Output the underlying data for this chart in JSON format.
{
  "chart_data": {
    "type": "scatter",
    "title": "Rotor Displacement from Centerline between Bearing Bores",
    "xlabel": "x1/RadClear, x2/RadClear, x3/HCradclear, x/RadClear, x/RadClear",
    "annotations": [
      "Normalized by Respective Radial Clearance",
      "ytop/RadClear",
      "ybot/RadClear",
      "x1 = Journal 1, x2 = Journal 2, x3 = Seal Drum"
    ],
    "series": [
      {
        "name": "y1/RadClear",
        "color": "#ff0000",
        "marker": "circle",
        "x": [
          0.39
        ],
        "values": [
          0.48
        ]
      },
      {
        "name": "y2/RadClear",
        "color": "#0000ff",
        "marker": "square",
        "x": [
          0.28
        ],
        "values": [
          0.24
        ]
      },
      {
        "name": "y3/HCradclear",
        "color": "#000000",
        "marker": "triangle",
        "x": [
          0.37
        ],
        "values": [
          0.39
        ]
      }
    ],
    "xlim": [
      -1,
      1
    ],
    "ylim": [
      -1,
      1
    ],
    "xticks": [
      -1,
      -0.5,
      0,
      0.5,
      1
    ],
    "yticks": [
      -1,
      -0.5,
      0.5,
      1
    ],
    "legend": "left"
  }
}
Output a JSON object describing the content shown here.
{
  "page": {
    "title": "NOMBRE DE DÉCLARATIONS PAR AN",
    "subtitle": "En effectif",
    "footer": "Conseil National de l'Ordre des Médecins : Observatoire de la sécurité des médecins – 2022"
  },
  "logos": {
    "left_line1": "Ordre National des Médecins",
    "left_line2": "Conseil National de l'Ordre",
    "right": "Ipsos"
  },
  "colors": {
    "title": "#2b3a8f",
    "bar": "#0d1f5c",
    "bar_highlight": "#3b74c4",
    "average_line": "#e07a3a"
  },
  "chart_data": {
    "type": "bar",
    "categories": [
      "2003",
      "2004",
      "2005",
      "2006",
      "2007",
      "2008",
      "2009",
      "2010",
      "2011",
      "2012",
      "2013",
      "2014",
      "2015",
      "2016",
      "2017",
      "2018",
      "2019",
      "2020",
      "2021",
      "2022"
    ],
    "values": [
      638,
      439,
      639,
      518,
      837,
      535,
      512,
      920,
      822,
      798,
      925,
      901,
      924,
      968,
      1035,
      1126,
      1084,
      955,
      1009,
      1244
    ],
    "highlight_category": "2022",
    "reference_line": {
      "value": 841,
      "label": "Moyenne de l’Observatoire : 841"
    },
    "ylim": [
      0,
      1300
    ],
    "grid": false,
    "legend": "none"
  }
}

#### Written exercise
Gather and return every line that holds the string "Médecins".

#### Result
    "footer": "Conseil National de l'Ordre des Médecins : Observatoire de la sécurité des médecins – 2022"
    "left_line1": "Ordre National des Médecins",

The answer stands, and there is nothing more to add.